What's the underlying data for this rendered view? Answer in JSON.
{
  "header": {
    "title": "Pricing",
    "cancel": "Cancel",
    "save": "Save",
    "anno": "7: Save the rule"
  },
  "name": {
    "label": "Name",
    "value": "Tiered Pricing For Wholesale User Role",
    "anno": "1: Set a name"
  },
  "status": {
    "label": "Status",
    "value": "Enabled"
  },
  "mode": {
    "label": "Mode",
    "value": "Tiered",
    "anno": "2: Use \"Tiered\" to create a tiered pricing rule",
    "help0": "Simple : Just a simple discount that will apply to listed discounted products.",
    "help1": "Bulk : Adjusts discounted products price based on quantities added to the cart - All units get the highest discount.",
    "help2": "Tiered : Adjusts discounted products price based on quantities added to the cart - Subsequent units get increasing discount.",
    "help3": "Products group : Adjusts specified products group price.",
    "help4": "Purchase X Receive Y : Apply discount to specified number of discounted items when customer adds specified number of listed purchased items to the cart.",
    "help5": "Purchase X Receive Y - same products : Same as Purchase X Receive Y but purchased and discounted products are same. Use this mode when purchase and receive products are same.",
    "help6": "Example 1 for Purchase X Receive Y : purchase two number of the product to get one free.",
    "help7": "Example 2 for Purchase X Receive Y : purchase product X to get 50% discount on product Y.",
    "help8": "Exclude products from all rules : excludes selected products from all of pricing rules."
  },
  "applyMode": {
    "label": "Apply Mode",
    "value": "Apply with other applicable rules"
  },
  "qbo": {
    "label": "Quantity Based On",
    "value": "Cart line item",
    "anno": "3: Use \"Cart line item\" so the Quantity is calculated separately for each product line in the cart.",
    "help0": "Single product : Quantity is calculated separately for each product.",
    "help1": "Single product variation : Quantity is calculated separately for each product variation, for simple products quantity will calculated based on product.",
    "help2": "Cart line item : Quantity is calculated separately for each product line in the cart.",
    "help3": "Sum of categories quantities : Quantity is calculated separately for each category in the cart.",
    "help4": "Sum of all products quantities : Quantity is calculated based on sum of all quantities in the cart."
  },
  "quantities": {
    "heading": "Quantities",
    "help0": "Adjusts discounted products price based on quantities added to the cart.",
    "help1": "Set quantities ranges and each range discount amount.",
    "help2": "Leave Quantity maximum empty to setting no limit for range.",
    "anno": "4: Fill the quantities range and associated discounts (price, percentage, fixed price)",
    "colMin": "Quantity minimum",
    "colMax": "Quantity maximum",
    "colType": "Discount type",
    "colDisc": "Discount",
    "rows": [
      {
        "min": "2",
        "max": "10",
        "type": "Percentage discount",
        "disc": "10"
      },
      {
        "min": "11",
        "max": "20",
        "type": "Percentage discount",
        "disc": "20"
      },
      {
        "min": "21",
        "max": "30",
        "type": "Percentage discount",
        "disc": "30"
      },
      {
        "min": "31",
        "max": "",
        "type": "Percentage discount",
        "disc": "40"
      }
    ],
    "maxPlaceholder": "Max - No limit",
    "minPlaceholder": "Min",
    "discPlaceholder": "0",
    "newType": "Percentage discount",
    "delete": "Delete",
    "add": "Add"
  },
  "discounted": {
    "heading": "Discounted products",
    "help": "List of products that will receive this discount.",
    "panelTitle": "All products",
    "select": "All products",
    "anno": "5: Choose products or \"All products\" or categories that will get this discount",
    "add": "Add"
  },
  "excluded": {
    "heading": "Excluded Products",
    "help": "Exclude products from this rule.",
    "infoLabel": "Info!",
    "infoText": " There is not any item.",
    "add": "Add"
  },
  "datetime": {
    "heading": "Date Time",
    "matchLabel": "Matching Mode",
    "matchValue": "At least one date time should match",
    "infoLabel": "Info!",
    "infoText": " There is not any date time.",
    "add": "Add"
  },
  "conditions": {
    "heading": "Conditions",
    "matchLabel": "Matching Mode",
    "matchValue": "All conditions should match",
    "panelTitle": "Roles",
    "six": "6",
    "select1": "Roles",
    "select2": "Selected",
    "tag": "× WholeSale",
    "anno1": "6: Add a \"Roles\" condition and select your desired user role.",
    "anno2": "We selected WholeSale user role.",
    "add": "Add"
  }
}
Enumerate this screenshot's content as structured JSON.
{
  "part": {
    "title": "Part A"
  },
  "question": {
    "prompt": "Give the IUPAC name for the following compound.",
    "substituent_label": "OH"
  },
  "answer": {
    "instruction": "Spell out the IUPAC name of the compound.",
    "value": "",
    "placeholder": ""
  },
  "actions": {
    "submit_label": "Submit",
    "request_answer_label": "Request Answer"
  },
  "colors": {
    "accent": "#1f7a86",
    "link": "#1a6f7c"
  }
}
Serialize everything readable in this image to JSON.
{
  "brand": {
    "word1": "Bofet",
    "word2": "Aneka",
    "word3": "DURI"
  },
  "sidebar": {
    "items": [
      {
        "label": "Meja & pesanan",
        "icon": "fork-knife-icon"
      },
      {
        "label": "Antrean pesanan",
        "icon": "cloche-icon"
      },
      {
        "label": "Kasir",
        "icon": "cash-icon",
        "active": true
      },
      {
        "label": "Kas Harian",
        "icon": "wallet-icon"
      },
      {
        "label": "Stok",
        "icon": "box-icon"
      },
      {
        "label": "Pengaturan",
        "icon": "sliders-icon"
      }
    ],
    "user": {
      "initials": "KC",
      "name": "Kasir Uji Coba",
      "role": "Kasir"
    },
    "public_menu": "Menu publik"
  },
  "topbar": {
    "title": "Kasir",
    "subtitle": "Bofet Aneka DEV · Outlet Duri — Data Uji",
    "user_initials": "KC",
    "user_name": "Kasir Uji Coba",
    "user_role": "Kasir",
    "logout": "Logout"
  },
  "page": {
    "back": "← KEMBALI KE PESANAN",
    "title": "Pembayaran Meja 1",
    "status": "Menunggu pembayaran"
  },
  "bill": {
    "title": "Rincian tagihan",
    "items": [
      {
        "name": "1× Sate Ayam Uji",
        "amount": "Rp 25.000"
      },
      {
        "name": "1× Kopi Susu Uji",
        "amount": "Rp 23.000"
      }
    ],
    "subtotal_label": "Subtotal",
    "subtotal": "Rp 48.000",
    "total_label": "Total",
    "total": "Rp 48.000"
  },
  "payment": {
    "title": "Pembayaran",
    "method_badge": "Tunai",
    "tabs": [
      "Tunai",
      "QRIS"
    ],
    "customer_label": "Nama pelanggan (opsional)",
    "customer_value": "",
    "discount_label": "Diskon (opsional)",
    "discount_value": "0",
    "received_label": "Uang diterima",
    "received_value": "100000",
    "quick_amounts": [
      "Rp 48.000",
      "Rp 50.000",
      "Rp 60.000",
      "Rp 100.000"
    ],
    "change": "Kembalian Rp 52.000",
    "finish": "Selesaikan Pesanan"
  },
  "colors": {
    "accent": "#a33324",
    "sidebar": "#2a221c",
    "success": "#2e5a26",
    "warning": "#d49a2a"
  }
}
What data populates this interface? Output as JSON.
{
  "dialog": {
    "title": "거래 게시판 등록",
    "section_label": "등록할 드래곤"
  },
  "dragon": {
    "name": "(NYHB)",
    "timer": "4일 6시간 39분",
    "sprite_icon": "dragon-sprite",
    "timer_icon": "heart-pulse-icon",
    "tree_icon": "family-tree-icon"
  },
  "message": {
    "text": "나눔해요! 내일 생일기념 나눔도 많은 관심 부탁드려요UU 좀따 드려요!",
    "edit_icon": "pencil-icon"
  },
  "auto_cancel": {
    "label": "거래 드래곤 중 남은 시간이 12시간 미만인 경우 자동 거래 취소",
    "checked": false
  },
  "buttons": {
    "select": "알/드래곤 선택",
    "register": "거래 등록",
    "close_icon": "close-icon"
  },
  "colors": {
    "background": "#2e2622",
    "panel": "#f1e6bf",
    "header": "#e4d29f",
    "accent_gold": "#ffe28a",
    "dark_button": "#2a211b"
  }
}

::::::::::

STATED GOAL:
Copy out all lines from the material above that contain the string "should".

THE OUTPUT:
    "matchValue": "At least one date time should match",
    "matchValue": "All conditions should match",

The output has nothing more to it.